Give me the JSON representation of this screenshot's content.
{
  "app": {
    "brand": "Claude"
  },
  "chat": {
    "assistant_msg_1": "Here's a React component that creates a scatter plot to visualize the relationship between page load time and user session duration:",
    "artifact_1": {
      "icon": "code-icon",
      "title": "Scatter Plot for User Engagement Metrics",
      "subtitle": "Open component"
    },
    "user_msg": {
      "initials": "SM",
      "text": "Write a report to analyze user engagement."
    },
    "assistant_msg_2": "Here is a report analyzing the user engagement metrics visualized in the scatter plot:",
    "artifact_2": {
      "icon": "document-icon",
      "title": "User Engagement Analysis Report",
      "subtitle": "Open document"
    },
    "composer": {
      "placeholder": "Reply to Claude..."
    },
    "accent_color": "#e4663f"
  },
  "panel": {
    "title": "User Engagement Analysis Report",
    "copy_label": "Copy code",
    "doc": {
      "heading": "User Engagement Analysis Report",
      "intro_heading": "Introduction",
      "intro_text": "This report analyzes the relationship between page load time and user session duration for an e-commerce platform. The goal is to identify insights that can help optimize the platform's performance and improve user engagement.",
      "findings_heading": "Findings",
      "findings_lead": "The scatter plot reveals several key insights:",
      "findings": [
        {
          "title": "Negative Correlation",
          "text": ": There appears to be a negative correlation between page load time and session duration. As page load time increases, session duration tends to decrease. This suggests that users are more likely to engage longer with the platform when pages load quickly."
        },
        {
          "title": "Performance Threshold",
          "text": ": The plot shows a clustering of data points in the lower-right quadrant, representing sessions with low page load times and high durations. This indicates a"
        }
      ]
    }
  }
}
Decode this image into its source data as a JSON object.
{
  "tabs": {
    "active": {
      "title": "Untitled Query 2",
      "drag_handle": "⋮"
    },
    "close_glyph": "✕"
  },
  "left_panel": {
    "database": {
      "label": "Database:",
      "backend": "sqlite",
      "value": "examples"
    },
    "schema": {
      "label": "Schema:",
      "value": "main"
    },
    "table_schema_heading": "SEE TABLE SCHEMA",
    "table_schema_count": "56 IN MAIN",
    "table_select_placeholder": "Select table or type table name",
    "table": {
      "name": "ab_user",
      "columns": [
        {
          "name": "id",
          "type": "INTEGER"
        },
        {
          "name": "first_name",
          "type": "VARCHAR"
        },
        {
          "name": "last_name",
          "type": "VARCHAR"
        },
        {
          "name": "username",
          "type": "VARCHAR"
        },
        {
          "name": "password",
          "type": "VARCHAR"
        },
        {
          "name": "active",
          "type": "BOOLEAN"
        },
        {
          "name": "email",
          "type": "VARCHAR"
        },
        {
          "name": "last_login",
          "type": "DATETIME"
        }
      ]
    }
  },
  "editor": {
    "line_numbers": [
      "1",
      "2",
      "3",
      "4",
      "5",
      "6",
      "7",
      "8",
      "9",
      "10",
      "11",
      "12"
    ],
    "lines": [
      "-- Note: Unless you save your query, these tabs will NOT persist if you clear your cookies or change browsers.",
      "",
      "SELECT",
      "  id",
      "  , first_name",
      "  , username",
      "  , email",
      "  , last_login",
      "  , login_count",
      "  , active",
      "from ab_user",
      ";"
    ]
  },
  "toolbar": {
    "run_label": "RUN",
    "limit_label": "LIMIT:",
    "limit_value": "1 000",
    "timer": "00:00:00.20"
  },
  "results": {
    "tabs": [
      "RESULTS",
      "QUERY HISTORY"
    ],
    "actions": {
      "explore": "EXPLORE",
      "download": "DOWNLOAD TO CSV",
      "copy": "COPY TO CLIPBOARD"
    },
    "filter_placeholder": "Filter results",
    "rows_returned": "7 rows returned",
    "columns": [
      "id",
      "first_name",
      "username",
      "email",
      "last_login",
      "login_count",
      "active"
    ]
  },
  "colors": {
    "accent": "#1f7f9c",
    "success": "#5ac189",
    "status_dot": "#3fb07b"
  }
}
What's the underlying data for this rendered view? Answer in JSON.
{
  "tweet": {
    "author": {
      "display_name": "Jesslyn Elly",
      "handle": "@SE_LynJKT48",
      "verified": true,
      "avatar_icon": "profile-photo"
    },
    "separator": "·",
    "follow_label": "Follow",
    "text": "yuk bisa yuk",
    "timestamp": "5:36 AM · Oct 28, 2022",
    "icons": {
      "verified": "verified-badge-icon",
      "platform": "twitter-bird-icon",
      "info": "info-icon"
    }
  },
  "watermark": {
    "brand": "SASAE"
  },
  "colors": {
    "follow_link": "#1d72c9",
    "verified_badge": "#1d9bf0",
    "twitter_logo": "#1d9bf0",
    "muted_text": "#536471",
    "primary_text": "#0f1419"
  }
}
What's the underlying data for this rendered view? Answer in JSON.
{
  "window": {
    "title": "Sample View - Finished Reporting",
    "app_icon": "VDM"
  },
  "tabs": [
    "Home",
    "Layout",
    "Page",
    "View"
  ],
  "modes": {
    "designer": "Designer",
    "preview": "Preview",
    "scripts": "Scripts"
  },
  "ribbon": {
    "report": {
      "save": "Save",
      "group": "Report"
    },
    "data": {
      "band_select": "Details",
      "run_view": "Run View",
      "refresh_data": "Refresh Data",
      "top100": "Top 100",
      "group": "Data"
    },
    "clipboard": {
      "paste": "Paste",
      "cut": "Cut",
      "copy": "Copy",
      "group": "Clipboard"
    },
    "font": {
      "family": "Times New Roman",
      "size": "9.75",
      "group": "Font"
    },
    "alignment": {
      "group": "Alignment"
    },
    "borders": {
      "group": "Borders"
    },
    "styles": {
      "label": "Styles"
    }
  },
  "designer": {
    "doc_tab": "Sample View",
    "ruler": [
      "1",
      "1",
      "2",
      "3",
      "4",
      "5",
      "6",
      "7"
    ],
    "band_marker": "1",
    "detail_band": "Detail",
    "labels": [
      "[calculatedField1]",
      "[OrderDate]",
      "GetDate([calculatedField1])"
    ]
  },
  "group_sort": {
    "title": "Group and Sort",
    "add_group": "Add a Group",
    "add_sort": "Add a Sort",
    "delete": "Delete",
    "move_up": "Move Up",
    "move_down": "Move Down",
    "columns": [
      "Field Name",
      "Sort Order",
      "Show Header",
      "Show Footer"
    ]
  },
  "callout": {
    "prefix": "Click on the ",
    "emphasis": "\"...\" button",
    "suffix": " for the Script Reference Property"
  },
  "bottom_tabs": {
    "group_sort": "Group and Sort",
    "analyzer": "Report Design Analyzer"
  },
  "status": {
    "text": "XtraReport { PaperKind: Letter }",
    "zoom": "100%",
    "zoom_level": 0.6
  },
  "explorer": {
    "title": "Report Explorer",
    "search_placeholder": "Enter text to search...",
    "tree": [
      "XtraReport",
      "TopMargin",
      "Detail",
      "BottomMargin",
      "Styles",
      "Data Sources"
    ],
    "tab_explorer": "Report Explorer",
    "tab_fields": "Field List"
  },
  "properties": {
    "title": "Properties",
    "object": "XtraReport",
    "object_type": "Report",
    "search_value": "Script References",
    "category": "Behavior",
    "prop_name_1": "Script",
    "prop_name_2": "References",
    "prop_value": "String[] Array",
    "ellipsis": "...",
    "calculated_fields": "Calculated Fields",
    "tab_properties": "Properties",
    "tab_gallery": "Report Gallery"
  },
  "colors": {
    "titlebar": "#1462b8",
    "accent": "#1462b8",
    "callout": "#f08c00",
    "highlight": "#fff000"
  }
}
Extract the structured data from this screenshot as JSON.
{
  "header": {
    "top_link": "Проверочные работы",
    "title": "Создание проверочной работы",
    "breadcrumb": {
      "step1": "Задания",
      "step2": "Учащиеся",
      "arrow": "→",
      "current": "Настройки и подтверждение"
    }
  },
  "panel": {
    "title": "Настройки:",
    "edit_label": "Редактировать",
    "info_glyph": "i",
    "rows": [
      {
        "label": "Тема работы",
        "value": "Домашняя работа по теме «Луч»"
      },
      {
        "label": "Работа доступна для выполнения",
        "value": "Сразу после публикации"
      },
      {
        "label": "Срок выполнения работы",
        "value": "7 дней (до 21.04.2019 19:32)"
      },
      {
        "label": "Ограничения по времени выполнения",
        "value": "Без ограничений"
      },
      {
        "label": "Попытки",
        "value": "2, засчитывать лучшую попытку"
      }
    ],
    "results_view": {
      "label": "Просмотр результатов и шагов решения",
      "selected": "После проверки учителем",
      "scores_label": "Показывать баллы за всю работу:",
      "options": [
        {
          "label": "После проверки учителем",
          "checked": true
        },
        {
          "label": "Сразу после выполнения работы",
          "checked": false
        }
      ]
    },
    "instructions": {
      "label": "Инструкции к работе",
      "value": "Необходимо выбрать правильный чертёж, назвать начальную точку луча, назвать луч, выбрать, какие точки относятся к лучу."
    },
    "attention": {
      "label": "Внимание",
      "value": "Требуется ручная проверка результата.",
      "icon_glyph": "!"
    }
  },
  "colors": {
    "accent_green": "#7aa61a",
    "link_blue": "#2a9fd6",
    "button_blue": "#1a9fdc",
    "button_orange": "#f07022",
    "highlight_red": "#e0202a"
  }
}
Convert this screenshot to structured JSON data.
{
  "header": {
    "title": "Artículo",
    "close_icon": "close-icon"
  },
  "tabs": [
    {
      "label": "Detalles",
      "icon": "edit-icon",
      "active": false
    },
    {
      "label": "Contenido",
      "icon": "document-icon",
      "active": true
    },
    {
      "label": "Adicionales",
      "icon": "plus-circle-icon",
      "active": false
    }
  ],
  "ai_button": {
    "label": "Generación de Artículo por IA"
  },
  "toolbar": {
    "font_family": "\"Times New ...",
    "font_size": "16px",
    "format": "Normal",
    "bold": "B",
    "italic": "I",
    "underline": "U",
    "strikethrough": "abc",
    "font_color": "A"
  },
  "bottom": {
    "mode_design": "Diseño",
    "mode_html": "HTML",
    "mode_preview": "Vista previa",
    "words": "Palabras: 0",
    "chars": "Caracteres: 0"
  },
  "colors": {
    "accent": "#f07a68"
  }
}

WORK TO BE COMPLETED: Quote exactly the line containing "Convert this screenshot" and every later line through the end of the listing, and no other lines.

RESULT FOR THIS EXERCISE:
Convert this screenshot to structured JSON data.
{
  "header": {
    "title": "Artículo",
    "close_icon": "close-icon"
  },
  "tabs": [
    {
      "label": "Detalles",
      "icon": "edit-icon",
      "active": false
    },
    {
      "label": "Contenido",
      "icon": "document-icon",
      "active": true
    },
    {
      "label": "Adicionales",
      "icon": "plus-circle-icon",
      "active": false
    }
  ],
  "ai_button": {
    "label": "Generación de Artículo por IA"
  },
  "toolbar": {
    "font_family": "\"Times New ...",
    "font_size": "16px",
    "format": "Normal",
    "bold": "B",
    "italic": "I",
    "underline": "U",
    "strikethrough": "abc",
    "font_color": "A"
  },
  "bottom": {
    "mode_design": "Diseño",
    "mode_html": "HTML",
    "mode_preview": "Vista previa",
    "words": "Palabras: 0",
    "chars": "Caracteres: 0"
  },
  "colors": {
    "accent": "#f07a68"
  }
}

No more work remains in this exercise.